### OBJECTIVE
Reproduce every entry exactly, without alteration.

-- start of PROVIDED ENTRIES --

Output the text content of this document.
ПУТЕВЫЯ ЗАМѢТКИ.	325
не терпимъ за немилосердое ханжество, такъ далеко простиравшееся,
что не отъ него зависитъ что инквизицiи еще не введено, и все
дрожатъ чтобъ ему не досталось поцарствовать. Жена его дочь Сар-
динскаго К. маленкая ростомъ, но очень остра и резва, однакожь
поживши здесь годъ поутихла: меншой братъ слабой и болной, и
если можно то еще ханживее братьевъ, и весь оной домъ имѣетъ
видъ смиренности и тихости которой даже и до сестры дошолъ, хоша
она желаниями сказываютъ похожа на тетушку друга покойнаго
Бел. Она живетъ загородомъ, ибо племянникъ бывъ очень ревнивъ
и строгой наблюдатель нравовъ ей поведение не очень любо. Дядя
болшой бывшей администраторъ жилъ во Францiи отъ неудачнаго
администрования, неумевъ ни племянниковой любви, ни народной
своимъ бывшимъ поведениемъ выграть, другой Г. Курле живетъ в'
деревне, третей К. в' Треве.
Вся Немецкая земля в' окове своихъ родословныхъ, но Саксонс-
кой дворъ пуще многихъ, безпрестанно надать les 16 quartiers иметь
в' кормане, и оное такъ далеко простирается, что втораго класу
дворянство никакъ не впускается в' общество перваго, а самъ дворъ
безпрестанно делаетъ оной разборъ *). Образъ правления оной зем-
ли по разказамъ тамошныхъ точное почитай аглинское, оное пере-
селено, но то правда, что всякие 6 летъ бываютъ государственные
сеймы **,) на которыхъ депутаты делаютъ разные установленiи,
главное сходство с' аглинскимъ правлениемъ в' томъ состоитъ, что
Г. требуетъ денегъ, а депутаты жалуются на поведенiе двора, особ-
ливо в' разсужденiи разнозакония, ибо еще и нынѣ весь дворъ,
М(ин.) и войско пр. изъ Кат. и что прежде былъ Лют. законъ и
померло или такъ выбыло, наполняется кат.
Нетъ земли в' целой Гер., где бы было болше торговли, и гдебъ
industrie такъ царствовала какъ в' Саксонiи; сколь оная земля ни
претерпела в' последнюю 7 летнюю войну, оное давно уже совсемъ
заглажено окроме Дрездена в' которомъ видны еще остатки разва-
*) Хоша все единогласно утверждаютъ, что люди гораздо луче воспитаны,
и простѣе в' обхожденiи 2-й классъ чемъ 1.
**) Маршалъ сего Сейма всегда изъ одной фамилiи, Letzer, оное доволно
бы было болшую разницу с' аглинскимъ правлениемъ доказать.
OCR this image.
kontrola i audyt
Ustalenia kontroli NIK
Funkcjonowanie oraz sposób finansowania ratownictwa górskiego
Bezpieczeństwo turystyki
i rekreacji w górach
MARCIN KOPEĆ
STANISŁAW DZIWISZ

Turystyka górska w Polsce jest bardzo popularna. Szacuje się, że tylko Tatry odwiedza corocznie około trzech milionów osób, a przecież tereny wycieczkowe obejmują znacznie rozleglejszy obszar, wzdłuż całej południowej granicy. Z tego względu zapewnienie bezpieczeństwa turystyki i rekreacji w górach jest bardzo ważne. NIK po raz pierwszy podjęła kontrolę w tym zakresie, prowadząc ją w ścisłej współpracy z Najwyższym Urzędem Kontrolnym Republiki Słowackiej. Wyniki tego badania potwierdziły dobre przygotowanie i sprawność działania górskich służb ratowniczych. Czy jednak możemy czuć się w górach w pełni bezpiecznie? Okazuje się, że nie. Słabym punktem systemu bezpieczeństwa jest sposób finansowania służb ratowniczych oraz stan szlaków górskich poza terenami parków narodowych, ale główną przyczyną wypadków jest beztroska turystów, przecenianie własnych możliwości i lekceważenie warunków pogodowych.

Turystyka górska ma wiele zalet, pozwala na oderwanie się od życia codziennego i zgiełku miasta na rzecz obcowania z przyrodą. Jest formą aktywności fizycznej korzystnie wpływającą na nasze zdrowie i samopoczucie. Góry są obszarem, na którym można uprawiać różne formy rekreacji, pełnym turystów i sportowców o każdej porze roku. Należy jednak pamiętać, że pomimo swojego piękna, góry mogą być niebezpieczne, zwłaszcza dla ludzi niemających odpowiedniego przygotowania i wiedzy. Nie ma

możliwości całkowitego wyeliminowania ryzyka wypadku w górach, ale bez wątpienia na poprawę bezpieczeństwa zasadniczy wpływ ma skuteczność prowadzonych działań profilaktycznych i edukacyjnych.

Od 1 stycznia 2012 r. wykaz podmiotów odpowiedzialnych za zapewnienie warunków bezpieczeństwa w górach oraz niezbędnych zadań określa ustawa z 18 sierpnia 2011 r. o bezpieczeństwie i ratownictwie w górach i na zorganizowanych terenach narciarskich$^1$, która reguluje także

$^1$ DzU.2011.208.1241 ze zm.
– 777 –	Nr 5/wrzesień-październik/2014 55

-- end of PROVIDED ENTRIES --

### ANSWER FOR THE TASK
Output the text content of this document.
ПУТЕВЫЯ ЗАМѢТКИ.	325
не терпимъ за немилосердое ханжество, такъ далеко простиравшееся,
что не отъ него зависитъ что инквизицiи еще не введено, и все
дрожатъ чтобъ ему не досталось поцарствовать. Жена его дочь Сар-
динскаго К. маленкая ростомъ, но очень остра и резва, однакожь
поживши здесь годъ поутихла: меншой братъ слабой и болной, и
если можно то еще ханживее братьевъ, и весь оной домъ имѣетъ
видъ смиренности и тихости которой даже и до сестры дошолъ, хоша
она желаниями сказываютъ похожа на тетушку друга покойнаго
Бел. Она живетъ загородомъ, ибо племянникъ бывъ очень ревнивъ
и строгой наблюдатель нравовъ ей поведение не очень любо. Дядя
болшой бывшей администраторъ жилъ во Францiи отъ неудачнаго
администрования, неумевъ ни племянниковой любви, ни народной
своимъ бывшимъ поведениемъ выграть, другой Г. Курле живетъ в'
деревне, третей К. в' Треве.
Вся Немецкая земля в' окове своихъ родословныхъ, но Саксонс-
кой дворъ пуще многихъ, безпрестанно надать les 16 quartiers иметь
в' кормане, и оное такъ далеко простирается, что втораго класу
дворянство никакъ не впускается в' общество перваго, а самъ дворъ
безпрестанно делаетъ оной разборъ *). Образъ правления оной зем-
ли по разказамъ тамошныхъ точное почитай аглинское, оное пере-
селено, но то правда, что всякие 6 летъ бываютъ государственные
сеймы **,) на которыхъ депутаты делаютъ разные установленiи,
главное сходство с' аглинскимъ правлениемъ в' томъ состоитъ, что
Г. требуетъ денегъ, а депутаты жалуются на поведенiе двора, особ-
ливо в' разсужденiи разнозакония, ибо еще и нынѣ весь дворъ,
М(ин.) и войско пр. изъ Кат. и что прежде былъ Лют. законъ и
померло или такъ выбыло, наполняется кат.
Нетъ земли в' целой Гер., где бы было болше торговли, и гдебъ
industrie такъ царствовала какъ в' Саксонiи; сколь оная земля ни
претерпела в' последнюю 7 летнюю войну, оное давно уже совсемъ
заглажено окроме Дрездена в' которомъ видны еще остатки разва-
*) Хоша все единогласно утверждаютъ, что люди гораздо луче воспитаны,
и простѣе в' обхожденiи 2-й классъ чемъ 1.
**) Маршалъ сего Сейма всегда изъ одной фамилiи, Letzer, оное доволно
бы было болшую разницу с' аглинскимъ правлениемъ доказать.
OCR this image.
kontrola i audyt
Ustalenia kontroli NIK
Funkcjonowanie oraz sposób finansowania ratownictwa górskiego
Bezpieczeństwo turystyki
i rekreacji w górach
MARCIN KOPEĆ
STANISŁAW DZIWISZ

Turystyka górska w Polsce jest bardzo popularna. Szacuje się, że tylko Tatry odwiedza corocznie około trzech milionów osób, a przecież tereny wycieczkowe obejmują znacznie rozleglejszy obszar, wzdłuż całej południowej granicy. Z tego względu zapewnienie bezpieczeństwa turystyki i rekreacji w górach jest bardzo ważne. NIK po raz pierwszy podjęła kontrolę w tym zakresie, prowadząc ją w ścisłej współpracy z Najwyższym Urzędem Kontrolnym Republiki Słowackiej. Wyniki tego badania potwierdziły dobre przygotowanie i sprawność działania górskich służb ratowniczych. Czy jednak możemy czuć się w górach w pełni bezpiecznie? Okazuje się, że nie. Słabym punktem systemu bezpieczeństwa jest sposób finansowania służb ratowniczych oraz stan szlaków górskich poza terenami parków narodowych, ale główną przyczyną wypadków jest beztroska turystów, przecenianie własnych możliwości i lekceważenie warunków pogodowych.

Turystyka górska ma wiele zalet, pozwala na oderwanie się od życia codziennego i zgiełku miasta na rzecz obcowania z przyrodą. Jest formą aktywności fizycznej korzystnie wpływającą na nasze zdrowie i samopoczucie. Góry są obszarem, na którym można uprawiać różne formy rekreacji, pełnym turystów i sportowców o każdej porze roku. Należy jednak pamiętać, że pomimo swojego piękna, góry mogą być niebezpieczne, zwłaszcza dla ludzi niemających odpowiedniego przygotowania i wiedzy. Nie ma

możliwości całkowitego wyeliminowania ryzyka wypadku w górach, ale bez wątpienia na poprawę bezpieczeństwa zasadniczy wpływ ma skuteczność prowadzonych działań profilaktycznych i edukacyjnych.

Od 1 stycznia 2012 r. wykaz podmiotów odpowiedzialnych za zapewnienie warunków bezpieczeństwa w górach oraz niezbędnych zadań określa ustawa z 18 sierpnia 2011 r. o bezpieczeństwie i ratownictwie w górach i na zorganizowanych terenach narciarskich$^1$, która reguluje także

$^1$ DzU.2011.208.1241 ze zm.
– 777 –	Nr 5/wrzesień-październik/2014 55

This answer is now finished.